TASK PROMPT: Below are entries; tally how many lines hold the string "Group" and answer with only that figure.

MATERIAL:

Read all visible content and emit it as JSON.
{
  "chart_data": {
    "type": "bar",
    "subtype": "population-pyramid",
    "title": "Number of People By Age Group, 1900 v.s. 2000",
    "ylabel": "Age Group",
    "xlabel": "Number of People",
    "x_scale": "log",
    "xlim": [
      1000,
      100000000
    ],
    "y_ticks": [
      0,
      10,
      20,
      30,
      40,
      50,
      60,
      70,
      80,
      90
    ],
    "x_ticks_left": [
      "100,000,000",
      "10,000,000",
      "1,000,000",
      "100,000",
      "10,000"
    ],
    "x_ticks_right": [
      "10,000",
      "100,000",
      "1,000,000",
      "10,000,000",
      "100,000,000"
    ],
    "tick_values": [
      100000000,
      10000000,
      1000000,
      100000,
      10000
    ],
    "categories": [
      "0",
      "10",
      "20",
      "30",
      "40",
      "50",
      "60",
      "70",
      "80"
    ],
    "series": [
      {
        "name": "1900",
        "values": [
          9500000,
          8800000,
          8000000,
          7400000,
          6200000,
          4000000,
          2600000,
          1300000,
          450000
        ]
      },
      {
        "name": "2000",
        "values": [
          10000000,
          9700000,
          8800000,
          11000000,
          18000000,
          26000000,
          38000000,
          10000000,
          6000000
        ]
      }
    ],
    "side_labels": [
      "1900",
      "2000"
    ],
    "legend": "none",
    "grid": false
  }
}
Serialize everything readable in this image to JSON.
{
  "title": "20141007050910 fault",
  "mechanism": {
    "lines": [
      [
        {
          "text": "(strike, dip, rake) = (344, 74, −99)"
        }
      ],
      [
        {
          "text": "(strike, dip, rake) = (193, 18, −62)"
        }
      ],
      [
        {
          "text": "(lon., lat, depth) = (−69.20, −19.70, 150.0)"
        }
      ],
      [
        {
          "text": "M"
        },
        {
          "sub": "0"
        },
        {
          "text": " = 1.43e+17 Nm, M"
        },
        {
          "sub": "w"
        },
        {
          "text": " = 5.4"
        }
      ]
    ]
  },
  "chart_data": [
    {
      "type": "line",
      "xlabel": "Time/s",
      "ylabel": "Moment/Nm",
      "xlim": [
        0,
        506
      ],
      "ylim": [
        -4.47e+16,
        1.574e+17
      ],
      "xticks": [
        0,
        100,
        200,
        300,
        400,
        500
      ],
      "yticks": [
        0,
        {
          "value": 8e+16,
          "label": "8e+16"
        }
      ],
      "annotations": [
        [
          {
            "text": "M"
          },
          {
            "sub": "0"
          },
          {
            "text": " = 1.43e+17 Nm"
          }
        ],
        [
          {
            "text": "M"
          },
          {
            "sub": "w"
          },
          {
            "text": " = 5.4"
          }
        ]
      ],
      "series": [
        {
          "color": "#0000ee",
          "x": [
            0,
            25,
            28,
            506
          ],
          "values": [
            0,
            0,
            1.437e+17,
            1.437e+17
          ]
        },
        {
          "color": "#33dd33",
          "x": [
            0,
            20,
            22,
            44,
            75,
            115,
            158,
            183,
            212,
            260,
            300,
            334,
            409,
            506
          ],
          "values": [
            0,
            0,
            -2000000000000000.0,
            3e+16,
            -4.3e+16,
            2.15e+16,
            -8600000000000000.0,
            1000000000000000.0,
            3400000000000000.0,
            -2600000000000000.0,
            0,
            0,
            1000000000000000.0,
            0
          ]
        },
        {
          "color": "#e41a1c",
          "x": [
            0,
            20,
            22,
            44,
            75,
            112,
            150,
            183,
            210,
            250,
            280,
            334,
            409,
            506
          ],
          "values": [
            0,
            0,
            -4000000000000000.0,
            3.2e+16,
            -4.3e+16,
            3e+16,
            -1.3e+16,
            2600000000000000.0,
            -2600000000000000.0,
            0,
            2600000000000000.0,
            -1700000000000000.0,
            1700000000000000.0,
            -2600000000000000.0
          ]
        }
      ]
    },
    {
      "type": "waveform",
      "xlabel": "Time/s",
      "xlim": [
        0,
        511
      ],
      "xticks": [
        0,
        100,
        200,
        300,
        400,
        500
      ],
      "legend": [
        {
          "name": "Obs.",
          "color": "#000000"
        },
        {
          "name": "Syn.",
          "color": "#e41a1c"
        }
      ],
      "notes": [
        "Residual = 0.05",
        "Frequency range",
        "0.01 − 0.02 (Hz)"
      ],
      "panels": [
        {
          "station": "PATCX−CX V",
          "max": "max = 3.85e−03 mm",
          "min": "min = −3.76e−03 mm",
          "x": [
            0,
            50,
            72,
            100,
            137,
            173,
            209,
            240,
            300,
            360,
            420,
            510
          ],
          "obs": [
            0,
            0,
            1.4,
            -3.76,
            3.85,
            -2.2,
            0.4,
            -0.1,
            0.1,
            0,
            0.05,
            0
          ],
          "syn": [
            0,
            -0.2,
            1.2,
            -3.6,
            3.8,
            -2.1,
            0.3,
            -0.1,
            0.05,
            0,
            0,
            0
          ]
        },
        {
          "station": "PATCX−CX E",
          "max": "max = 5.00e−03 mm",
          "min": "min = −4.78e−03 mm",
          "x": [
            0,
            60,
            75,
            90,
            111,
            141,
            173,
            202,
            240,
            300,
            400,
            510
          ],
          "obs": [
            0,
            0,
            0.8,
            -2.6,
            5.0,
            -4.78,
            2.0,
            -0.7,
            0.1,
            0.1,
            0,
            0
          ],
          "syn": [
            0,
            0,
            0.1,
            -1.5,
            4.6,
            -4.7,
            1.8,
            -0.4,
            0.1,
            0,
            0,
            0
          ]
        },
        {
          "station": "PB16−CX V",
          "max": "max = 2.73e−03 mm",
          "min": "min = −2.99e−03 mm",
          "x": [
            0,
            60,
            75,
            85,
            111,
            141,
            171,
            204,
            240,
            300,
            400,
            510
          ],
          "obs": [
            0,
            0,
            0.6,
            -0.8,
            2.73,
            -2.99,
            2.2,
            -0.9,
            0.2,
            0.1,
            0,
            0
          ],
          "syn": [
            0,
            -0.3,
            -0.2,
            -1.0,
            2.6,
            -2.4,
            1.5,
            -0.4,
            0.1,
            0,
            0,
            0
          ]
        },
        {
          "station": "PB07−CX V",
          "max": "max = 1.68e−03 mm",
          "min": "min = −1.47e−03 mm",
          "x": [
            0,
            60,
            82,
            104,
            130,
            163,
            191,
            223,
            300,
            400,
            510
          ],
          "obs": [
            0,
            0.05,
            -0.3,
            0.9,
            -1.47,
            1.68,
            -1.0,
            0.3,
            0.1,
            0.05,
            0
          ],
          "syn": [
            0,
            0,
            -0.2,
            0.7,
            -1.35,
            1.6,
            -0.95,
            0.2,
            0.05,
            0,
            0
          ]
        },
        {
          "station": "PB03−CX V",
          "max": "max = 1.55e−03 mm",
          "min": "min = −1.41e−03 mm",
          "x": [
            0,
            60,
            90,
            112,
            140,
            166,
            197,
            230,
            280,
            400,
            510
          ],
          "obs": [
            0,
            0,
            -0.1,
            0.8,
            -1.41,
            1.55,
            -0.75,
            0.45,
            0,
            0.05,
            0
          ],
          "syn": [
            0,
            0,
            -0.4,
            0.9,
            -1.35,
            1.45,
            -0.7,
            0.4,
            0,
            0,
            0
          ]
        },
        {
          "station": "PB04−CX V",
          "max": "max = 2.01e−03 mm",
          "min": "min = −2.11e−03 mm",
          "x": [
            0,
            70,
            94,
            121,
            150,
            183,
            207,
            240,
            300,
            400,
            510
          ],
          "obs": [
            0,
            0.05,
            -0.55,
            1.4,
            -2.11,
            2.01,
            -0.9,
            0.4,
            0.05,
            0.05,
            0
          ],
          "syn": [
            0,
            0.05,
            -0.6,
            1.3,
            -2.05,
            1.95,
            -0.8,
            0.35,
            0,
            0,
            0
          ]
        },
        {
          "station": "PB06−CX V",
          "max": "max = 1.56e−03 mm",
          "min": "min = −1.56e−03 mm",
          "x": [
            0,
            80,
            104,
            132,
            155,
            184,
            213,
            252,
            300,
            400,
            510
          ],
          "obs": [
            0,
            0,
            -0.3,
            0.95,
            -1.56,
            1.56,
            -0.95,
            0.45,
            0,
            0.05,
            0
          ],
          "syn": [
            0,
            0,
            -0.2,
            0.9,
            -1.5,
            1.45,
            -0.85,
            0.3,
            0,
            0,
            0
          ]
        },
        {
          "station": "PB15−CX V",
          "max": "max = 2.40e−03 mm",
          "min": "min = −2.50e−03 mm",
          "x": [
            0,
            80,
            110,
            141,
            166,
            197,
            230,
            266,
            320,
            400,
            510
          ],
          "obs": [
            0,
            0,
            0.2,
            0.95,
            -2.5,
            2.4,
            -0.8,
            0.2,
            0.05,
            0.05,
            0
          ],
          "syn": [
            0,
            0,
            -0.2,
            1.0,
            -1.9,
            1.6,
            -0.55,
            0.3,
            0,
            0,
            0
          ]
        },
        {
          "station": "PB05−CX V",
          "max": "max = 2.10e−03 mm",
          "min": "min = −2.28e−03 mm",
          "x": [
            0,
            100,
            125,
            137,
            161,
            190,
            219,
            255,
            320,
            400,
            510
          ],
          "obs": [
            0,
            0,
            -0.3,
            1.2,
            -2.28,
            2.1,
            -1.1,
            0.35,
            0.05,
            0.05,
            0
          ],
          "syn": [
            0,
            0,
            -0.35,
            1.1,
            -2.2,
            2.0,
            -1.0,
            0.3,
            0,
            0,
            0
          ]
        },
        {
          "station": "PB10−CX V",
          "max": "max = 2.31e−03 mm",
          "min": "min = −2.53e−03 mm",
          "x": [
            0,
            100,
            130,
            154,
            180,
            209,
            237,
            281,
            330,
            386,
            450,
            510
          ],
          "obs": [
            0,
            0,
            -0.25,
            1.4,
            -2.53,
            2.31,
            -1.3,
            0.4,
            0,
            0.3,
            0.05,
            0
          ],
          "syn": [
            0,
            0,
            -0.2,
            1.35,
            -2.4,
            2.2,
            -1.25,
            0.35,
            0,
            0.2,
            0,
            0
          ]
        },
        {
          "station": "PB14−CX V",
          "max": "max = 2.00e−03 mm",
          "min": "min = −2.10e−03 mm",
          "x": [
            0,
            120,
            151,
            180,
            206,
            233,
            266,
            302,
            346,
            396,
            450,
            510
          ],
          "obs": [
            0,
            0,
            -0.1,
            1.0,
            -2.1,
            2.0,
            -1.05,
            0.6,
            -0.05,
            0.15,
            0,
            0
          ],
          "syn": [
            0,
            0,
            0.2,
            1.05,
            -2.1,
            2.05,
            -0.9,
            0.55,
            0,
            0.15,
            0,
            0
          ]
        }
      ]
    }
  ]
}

WRITTEN ANSWER: 2